(Records from a dataset)
++++++++++++++++++++

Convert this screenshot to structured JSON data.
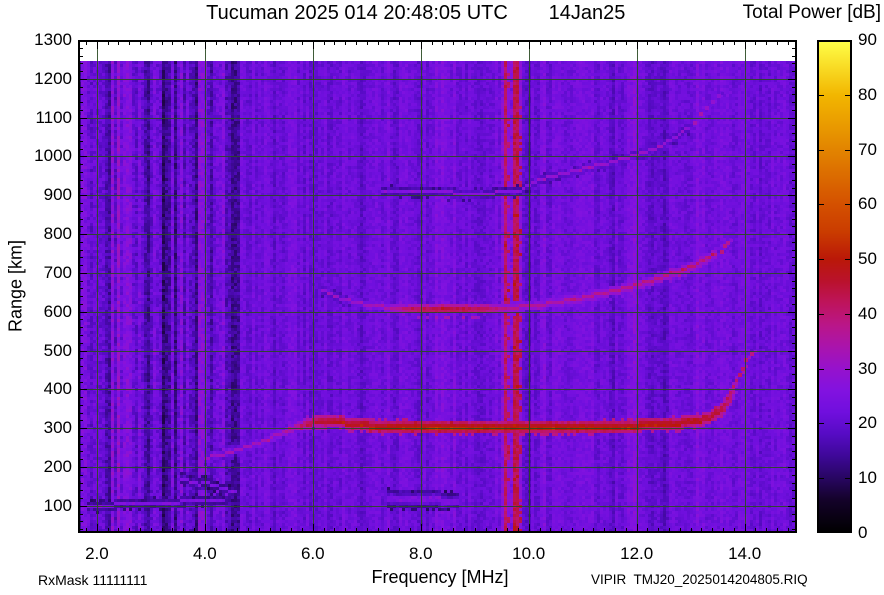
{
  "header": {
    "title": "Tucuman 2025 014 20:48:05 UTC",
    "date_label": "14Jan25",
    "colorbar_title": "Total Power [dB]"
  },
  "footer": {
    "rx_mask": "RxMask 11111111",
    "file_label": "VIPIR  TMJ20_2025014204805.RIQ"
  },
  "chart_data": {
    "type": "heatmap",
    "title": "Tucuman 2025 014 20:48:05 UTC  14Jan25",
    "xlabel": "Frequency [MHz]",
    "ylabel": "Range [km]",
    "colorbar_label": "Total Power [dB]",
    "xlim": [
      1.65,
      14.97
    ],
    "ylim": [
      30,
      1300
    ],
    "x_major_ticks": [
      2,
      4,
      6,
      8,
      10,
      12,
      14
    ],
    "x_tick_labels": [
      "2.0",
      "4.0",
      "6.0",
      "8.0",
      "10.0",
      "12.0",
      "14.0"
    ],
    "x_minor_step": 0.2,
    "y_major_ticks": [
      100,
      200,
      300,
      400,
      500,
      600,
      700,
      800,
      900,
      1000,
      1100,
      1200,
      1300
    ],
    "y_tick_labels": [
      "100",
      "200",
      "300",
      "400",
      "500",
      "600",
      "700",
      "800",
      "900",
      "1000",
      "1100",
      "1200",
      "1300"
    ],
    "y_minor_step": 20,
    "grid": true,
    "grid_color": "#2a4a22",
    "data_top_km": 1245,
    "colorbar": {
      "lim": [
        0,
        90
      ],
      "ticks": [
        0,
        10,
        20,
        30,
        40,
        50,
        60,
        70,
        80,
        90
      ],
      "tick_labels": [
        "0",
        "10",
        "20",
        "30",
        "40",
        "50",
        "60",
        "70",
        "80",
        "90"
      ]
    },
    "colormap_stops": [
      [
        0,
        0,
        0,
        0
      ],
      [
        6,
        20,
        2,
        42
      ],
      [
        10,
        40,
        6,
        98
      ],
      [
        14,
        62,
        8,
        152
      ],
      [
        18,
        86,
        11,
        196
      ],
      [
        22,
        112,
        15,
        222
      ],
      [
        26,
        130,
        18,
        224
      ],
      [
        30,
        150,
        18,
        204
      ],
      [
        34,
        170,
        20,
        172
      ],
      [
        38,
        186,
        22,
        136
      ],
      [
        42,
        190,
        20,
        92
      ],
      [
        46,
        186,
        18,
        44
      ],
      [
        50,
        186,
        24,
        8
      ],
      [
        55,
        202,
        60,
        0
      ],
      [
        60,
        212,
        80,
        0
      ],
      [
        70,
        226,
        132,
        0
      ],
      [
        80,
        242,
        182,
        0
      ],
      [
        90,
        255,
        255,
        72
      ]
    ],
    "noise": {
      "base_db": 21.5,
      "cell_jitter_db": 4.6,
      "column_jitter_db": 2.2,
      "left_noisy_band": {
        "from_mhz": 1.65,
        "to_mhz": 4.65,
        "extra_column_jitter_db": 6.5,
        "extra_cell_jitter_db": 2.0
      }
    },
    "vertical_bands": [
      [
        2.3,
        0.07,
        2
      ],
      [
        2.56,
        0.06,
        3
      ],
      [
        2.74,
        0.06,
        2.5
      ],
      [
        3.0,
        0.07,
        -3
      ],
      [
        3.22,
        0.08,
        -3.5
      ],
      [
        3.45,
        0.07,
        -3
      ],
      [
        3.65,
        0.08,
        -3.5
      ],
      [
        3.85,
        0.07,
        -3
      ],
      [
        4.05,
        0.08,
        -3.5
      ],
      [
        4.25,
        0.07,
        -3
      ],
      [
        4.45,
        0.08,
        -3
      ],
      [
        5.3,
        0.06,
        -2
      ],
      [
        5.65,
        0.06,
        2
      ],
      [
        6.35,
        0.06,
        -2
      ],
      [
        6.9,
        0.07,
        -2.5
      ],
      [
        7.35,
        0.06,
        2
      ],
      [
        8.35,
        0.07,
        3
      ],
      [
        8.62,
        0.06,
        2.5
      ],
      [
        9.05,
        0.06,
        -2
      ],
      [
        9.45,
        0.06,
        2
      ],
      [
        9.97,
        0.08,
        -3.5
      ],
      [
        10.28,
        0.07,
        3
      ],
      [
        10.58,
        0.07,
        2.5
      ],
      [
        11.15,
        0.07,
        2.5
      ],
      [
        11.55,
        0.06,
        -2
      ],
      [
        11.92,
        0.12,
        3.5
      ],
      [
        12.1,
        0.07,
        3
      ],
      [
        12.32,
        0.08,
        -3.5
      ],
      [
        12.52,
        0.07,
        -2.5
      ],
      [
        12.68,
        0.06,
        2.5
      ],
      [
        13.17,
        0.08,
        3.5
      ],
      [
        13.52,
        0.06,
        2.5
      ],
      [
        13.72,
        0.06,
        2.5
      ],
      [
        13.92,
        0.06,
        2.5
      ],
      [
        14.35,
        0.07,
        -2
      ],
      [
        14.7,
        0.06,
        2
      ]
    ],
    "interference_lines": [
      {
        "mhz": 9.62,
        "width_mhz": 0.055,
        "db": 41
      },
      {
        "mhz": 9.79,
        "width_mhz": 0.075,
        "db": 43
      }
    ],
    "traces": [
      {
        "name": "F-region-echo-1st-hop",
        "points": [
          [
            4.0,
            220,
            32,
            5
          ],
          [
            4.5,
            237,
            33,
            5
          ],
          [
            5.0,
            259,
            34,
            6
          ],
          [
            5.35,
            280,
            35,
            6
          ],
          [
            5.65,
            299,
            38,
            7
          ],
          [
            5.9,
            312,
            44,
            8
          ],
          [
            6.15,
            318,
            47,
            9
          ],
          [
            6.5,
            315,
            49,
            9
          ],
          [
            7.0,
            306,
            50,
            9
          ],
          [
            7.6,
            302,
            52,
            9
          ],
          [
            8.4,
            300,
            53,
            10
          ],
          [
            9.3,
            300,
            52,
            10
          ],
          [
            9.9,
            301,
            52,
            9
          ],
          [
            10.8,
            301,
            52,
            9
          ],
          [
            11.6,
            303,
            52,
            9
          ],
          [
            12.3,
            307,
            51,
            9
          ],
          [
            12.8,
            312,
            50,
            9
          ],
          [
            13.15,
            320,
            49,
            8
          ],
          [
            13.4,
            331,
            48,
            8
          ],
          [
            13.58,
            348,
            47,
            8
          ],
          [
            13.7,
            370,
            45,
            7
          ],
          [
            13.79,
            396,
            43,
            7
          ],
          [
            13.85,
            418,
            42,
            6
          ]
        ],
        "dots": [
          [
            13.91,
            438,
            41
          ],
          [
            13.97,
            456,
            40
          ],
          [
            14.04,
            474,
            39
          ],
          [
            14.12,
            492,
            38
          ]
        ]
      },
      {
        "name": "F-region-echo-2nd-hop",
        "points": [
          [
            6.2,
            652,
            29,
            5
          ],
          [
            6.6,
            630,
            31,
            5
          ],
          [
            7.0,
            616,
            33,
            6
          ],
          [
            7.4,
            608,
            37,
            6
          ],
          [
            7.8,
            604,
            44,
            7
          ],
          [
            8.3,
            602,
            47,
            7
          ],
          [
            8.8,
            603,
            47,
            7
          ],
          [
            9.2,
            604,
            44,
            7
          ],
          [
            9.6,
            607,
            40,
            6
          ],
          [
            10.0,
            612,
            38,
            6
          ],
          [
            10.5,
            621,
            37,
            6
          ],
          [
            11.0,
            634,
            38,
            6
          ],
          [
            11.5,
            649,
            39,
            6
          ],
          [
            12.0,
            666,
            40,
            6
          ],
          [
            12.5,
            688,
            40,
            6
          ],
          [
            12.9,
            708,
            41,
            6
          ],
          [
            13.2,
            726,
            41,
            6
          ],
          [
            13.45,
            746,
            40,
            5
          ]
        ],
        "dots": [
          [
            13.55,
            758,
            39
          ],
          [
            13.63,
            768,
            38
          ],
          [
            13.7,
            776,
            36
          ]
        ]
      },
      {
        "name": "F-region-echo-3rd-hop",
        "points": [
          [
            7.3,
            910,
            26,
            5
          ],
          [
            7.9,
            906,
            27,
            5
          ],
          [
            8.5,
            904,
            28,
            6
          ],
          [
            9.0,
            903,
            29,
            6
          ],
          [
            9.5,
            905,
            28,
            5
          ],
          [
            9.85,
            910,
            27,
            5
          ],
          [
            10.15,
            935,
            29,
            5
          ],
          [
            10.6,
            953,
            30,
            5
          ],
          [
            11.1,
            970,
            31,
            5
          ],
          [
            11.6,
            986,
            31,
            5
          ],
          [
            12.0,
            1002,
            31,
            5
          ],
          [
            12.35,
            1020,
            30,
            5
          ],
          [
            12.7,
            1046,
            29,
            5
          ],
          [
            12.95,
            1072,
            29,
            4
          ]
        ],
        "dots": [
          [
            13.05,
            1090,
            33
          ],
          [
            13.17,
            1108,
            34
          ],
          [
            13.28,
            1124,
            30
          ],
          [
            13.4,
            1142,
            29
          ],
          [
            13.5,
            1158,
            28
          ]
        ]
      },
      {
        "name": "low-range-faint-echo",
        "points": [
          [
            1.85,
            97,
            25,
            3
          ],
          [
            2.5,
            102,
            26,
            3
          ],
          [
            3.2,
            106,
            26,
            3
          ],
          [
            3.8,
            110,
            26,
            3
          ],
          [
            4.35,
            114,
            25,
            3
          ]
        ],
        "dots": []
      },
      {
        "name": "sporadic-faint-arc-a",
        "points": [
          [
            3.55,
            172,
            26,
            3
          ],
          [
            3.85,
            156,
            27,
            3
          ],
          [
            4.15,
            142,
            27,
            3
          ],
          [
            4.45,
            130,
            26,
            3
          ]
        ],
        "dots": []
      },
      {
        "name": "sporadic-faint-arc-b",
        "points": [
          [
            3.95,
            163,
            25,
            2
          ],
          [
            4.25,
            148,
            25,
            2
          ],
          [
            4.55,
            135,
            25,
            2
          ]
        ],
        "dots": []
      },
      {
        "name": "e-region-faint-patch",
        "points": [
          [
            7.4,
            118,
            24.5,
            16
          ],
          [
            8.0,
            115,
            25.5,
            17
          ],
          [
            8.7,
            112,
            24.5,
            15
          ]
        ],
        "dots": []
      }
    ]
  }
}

++++++++++++++++++++

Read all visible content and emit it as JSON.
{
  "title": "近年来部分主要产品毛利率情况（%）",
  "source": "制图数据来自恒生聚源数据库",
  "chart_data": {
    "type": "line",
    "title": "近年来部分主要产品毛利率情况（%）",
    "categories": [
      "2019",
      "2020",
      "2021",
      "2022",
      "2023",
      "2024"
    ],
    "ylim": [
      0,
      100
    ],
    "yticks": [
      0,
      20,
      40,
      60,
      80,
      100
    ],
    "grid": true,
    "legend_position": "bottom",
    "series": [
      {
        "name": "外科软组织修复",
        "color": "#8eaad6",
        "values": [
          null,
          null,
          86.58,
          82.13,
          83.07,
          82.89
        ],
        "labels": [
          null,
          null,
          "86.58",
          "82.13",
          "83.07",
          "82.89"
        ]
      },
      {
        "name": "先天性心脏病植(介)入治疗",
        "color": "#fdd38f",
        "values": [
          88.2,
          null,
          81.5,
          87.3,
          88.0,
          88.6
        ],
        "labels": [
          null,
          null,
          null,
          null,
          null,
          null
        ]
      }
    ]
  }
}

++++++++++++++++++++

**Stated problem:** Count the lines of the listing above that include the word "Tucuman" and state the total with nothing else.

**Exercise answer:** 2